TUGAS LATIHAN => Salin dengan tepat seluruh bagian artikel tentang perundungan di sekolah di bawah ini, mulai dari "Salah satu teori" sampai dengan "berani melaporkan ketika melihat perilaku bullying.".

ARTIKEL =>
·····

Selain itu, ketika terdapat siswa yang Karakter E dan F (pembela potensial dan pembela) yang telah memberanikan diri melaporkan perilaku bullying, banyak guru cenderung tidak memberikan reward atau penghargaan kepada siswa tersebut. Guru cenderung hanya fokus pada perilaku negatif siswa, namun ketika ada siswa melakukan perilaku positif, tidak ada reward atau penghargaan yang diberikan kepada siswa tersebut. Padahal yang diinginkan sebenarnya adalah memperbanyak atau mendukung siswa di sekolah untuk melaporkan ketika melihat perilaku bullying.
Salah satu teori yang berkaitan kasus ini adalah Penguatan positif (reinforcement Theory). Skinner (2016) menjelaskan bahwa untuk mempertahankan ataupun meningkatkan perilaku positif siswa, maka perlu diberikan stimulus berupa penguatan positif. Penguatan positif adalah pemberian tanggapan positif ketika seorang individu menunjukkan perilaku positif yang dibutuhkan. Tanggapan positif dalam hal ini bisa dilakukan dalam bentuk ucapan terima kasih, mengatakan kamu hebat telah berani melaporkan perilaku bullying, atau berupa penghargaan lainnya. Maka dari itu, salah satu bentuk strategi untuk mengurangi ataupun menghentikan perilaku bullying di sekolah adalah dengan pemberian penguatan positif pada siswa yang Karakter E dan F, agar lebih banyak lagi siswa yang berani melaporkan ketika melihat perilaku bullying.

·····

DATA MENTAH =>

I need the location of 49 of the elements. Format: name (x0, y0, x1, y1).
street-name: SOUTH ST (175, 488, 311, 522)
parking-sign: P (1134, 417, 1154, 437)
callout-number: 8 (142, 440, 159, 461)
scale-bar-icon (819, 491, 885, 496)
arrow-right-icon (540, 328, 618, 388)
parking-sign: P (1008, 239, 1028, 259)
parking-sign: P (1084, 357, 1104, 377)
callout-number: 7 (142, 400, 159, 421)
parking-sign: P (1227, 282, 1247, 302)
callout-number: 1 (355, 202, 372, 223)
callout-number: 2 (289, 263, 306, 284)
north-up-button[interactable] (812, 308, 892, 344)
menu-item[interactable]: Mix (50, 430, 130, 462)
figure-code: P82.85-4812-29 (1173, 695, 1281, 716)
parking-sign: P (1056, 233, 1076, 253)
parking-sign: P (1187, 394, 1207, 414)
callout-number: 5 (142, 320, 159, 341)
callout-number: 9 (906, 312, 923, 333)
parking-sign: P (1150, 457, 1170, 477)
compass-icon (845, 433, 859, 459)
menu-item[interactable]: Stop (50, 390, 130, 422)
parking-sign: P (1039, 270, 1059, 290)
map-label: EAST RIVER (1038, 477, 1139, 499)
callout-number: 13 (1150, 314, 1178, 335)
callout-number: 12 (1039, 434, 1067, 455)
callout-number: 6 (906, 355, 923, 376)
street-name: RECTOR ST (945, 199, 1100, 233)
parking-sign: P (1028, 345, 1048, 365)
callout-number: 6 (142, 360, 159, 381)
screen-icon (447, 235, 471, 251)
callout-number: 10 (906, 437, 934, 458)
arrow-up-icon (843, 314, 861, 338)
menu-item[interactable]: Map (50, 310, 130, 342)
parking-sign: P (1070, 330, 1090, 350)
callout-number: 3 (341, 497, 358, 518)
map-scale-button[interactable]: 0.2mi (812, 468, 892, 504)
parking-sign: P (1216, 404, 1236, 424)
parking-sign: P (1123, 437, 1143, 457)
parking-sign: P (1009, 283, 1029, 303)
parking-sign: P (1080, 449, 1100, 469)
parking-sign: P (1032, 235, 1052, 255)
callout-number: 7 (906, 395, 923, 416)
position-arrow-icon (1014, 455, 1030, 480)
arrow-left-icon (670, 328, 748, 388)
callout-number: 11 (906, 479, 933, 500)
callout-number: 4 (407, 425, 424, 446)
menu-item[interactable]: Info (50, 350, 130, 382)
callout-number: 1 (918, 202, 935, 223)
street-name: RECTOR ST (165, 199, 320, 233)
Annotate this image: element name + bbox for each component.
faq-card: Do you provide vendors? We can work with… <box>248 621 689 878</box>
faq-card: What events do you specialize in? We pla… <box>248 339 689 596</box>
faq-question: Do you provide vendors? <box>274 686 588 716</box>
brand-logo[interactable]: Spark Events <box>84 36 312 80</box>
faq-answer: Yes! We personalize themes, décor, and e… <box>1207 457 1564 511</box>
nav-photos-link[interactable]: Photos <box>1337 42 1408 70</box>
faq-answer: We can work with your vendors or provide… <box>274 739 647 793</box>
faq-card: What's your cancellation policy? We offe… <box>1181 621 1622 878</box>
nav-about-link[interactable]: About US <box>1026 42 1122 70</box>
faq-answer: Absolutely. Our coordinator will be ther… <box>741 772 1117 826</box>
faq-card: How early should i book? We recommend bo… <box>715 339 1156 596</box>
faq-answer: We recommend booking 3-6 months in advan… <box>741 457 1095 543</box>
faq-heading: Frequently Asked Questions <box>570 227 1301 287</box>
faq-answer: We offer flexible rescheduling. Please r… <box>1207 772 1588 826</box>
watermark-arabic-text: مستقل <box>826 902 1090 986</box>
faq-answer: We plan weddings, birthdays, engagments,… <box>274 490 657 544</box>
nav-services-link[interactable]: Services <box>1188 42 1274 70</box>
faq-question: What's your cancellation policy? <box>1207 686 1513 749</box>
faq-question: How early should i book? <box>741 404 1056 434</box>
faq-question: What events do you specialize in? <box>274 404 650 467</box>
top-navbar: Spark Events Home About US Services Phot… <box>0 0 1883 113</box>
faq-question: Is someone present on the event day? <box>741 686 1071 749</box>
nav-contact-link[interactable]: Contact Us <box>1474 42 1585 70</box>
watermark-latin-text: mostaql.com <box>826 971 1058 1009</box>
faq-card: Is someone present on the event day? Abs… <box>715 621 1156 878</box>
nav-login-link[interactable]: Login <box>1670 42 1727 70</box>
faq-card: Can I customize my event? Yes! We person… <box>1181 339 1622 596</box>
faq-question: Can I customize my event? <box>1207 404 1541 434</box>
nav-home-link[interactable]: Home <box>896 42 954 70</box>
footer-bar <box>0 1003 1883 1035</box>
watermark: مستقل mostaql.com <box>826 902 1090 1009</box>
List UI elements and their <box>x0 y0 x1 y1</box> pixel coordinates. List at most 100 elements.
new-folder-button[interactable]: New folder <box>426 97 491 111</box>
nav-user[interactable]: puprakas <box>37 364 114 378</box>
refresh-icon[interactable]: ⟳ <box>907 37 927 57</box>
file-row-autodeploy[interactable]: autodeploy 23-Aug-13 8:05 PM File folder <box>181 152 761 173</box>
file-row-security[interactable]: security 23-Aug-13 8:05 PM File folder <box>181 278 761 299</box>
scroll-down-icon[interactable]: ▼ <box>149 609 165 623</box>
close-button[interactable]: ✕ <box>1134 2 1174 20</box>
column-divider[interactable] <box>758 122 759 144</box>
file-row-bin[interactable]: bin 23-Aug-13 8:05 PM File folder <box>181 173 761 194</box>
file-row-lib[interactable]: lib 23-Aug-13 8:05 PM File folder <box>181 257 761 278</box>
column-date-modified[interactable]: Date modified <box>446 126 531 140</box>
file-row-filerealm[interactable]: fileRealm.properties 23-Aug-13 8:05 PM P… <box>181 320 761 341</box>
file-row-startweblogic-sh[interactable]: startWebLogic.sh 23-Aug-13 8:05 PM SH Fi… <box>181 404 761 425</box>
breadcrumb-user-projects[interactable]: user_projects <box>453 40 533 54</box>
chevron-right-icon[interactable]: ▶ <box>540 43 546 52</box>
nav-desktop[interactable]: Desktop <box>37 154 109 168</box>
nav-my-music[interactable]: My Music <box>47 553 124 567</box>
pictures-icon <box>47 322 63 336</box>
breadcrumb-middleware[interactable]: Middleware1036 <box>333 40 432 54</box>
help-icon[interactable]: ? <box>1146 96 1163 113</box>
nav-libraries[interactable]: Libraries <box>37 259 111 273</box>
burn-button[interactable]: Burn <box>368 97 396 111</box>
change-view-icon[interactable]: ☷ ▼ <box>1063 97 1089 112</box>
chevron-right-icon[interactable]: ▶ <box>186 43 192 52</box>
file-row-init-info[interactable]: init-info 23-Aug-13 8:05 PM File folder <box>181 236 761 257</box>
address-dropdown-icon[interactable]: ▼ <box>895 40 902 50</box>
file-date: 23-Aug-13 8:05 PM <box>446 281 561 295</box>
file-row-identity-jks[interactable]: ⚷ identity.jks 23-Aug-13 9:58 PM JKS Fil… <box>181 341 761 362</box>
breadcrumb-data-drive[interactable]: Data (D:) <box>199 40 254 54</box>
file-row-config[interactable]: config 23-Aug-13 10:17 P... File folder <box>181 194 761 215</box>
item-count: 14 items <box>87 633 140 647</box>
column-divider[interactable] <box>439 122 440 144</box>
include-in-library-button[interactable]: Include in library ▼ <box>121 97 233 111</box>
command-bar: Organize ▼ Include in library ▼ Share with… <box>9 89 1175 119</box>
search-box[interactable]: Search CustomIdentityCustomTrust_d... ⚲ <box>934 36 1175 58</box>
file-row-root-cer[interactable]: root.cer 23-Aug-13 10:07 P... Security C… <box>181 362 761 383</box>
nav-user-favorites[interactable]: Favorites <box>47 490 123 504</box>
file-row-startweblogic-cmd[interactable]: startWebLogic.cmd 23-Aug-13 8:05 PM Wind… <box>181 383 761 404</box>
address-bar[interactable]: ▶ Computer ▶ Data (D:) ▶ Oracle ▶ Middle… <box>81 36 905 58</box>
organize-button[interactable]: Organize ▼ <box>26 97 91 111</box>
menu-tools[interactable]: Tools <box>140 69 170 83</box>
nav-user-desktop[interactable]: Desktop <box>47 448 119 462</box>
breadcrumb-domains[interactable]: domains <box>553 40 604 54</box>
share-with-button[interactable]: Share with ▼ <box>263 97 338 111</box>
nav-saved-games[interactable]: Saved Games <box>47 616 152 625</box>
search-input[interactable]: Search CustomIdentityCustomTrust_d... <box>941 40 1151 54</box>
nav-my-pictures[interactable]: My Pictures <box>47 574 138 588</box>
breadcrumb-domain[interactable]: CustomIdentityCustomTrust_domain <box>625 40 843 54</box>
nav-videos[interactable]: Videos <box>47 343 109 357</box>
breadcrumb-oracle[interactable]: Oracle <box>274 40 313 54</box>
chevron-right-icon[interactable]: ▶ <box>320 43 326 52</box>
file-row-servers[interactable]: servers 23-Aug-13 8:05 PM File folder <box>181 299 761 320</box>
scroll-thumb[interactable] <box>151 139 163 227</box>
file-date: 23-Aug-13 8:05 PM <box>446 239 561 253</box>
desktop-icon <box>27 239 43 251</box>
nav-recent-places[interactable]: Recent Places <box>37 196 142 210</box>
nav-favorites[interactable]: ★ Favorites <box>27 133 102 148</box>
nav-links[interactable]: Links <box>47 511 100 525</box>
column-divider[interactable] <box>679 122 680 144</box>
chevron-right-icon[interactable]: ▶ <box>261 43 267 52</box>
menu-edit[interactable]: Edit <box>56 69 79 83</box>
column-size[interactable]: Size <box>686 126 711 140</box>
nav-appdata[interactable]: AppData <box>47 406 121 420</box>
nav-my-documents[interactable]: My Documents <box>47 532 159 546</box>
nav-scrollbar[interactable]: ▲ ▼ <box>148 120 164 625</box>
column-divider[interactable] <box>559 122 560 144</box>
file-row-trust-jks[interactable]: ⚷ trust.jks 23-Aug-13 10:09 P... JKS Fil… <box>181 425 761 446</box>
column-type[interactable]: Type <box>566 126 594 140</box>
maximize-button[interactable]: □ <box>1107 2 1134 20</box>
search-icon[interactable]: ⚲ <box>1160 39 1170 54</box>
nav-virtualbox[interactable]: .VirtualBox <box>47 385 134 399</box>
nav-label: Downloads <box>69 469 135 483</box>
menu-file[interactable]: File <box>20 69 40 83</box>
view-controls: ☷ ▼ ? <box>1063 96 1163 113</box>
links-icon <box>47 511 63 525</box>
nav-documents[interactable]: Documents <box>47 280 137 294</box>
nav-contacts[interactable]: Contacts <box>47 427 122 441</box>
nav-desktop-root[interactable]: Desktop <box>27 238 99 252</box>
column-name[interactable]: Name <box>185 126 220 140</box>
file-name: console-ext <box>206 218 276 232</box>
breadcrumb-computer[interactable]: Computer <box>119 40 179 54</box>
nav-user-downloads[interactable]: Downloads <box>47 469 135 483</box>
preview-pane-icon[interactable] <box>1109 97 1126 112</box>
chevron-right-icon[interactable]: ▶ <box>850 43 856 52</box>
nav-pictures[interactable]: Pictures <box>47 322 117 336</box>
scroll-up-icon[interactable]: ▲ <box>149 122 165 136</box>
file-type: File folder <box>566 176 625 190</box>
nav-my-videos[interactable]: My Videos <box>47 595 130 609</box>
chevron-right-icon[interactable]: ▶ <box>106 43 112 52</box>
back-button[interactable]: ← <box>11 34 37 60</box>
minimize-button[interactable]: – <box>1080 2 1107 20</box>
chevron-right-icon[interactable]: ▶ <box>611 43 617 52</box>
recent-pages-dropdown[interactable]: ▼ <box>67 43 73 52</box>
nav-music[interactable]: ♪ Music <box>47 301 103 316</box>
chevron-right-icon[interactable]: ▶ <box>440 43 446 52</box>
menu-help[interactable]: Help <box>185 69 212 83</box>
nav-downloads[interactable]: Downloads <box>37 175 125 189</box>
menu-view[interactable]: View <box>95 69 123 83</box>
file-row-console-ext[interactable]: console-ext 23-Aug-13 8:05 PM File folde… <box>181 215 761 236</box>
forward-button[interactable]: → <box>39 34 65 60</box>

·····

HASIL JAWABAN =>
Salah satu teori yang berkaitan kasus ini adalah Penguatan positif (reinforcement Theory). Skinner (2016) menjelaskan bahwa untuk mempertahankan ataupun meningkatkan perilaku positif siswa, maka perlu diberikan stimulus berupa penguatan positif. Penguatan positif adalah pemberian tanggapan positif ketika seorang individu menunjukkan perilaku positif yang dibutuhkan. Tanggapan positif dalam hal ini bisa dilakukan dalam bentuk ucapan terima kasih, mengatakan kamu hebat telah berani melaporkan perilaku bullying, atau berupa penghargaan lainnya. Maka dari itu, salah satu bentuk strategi untuk mengurangi ataupun menghentikan perilaku bullying di sekolah adalah dengan pemberian penguatan positif pada siswa yang Karakter E dan F, agar lebih banyak lagi siswa yang berani melaporkan ketika melihat perilaku bullying.